## Your objective
Identify and reproduce every line holding the string "that".

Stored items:
↓↓↓

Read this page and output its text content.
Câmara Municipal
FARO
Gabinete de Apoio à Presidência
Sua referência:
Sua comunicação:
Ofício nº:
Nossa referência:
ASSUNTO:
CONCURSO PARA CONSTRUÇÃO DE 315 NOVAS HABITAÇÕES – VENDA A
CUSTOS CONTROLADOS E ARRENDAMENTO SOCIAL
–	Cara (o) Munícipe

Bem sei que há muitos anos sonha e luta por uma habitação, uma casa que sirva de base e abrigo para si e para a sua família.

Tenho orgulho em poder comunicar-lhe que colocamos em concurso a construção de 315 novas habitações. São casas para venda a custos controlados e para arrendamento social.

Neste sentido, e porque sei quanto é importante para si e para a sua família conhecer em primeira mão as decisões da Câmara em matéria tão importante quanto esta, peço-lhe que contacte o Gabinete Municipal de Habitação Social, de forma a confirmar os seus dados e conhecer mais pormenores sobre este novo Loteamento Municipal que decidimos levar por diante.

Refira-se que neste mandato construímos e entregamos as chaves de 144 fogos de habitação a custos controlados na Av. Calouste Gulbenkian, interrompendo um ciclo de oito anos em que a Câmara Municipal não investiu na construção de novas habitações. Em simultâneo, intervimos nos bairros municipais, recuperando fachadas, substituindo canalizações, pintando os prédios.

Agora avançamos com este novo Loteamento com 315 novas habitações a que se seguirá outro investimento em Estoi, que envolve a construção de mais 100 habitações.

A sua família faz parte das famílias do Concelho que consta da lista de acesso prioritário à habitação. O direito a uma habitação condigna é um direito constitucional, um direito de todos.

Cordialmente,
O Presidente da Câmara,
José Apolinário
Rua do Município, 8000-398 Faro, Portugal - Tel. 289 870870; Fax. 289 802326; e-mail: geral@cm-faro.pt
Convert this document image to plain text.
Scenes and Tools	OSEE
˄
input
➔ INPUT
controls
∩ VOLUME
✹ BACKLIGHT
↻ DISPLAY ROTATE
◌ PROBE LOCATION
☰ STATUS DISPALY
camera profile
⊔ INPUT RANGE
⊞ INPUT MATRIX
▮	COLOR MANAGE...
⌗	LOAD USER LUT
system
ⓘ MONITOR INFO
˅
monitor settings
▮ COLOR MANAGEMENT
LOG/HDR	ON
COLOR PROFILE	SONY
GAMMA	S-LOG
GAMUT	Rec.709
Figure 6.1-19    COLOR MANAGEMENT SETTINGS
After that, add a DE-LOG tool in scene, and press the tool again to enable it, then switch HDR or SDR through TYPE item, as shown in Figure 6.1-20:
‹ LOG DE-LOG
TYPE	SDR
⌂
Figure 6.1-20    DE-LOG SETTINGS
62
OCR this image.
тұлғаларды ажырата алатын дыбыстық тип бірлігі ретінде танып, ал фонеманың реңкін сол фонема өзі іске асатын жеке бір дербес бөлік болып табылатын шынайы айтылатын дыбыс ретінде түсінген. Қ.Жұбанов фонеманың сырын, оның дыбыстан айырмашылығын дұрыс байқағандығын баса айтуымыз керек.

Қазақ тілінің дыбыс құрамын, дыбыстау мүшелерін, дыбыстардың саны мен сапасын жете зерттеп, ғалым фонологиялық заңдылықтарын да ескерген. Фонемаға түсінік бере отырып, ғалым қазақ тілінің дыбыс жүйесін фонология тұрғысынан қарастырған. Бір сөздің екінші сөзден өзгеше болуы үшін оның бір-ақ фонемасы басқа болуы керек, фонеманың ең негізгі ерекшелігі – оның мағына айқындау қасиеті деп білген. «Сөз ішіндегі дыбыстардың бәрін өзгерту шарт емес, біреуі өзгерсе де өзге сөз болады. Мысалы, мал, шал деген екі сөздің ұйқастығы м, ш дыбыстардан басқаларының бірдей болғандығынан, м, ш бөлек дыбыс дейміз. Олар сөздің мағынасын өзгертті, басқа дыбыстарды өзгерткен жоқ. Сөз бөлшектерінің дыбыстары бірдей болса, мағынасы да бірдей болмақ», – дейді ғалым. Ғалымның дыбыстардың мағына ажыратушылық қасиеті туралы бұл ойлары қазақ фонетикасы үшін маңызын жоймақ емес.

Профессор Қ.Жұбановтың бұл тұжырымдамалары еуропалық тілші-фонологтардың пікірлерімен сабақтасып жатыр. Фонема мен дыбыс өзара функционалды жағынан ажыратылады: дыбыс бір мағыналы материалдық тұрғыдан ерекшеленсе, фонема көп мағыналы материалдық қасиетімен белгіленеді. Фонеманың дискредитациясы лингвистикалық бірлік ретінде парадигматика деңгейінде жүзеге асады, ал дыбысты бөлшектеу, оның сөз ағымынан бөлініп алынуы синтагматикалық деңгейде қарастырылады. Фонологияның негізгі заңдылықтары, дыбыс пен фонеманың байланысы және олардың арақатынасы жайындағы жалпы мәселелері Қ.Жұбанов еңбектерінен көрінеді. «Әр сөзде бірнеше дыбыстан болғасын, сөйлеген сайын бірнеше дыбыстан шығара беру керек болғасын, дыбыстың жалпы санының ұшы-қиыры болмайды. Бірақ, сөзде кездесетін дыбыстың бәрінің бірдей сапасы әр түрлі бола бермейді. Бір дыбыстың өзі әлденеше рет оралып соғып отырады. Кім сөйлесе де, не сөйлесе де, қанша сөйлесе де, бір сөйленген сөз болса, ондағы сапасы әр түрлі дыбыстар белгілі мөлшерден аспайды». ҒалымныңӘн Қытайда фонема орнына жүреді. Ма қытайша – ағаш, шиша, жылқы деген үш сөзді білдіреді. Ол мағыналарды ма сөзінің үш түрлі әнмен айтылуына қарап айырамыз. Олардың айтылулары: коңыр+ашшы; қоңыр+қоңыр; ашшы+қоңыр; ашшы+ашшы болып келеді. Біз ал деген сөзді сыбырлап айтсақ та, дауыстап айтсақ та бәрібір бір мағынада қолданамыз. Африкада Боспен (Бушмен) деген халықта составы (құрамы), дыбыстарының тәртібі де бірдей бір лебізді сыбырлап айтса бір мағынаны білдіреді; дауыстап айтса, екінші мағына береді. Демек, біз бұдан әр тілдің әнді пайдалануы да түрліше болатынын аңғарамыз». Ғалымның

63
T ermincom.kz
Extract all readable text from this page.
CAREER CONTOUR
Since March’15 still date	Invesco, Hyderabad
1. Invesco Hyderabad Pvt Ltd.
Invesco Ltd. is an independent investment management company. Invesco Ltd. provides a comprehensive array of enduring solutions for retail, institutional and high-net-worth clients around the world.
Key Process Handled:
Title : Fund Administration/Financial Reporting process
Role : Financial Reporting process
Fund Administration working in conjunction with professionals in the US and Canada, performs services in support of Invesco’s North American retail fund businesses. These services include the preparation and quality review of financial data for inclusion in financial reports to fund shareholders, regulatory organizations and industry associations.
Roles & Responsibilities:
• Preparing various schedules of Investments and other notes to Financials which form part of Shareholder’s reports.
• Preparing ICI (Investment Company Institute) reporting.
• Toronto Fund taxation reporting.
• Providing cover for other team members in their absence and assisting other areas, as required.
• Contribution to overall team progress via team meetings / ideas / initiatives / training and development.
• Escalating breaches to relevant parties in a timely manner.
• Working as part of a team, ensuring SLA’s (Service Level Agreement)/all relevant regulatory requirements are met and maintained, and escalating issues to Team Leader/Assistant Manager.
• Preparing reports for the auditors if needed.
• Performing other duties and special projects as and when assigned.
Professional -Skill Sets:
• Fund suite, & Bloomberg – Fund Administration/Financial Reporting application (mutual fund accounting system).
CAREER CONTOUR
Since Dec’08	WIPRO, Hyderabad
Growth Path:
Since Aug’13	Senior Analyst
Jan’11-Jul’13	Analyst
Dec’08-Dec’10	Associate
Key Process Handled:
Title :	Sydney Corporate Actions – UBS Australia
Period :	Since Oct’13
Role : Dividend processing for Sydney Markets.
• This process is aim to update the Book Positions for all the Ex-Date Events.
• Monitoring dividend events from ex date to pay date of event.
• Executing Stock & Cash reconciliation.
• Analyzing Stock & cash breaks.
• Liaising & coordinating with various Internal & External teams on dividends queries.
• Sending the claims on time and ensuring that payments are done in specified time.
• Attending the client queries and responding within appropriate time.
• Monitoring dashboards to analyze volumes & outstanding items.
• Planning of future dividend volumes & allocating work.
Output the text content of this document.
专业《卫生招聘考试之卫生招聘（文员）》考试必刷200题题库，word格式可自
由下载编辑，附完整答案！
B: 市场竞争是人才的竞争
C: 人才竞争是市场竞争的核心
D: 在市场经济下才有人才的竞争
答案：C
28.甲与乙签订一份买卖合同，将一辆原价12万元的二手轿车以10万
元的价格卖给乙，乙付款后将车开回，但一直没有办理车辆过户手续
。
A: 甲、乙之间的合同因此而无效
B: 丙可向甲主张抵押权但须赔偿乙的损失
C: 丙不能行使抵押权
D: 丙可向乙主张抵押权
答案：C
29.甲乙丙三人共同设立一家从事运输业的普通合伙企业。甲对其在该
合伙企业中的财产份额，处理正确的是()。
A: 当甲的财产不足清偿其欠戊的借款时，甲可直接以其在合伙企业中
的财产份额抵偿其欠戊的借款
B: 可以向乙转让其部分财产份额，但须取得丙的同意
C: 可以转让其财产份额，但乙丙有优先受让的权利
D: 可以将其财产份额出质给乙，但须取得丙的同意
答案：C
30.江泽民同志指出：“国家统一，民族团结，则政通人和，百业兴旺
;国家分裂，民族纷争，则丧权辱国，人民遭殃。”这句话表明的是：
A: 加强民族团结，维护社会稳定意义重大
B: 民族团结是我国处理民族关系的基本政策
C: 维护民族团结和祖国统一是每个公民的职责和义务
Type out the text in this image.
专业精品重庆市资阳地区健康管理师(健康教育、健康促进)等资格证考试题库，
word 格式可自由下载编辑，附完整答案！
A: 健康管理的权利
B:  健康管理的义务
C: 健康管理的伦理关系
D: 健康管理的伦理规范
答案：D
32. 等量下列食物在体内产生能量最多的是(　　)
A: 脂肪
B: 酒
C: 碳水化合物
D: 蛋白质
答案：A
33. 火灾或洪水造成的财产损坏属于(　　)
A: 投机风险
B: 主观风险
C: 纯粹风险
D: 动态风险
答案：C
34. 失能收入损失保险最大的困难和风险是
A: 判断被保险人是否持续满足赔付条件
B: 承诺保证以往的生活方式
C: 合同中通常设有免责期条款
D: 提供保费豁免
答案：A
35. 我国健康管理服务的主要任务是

↑↑↑

## Exercise answer
After that, add a DE-LOG tool in scene, and press the tool again to enable it, then switch HDR or SDR through TYPE item, as shown in Figure 6.1-20:
• Sending the claims on time and ensuring that payments are done in specified time.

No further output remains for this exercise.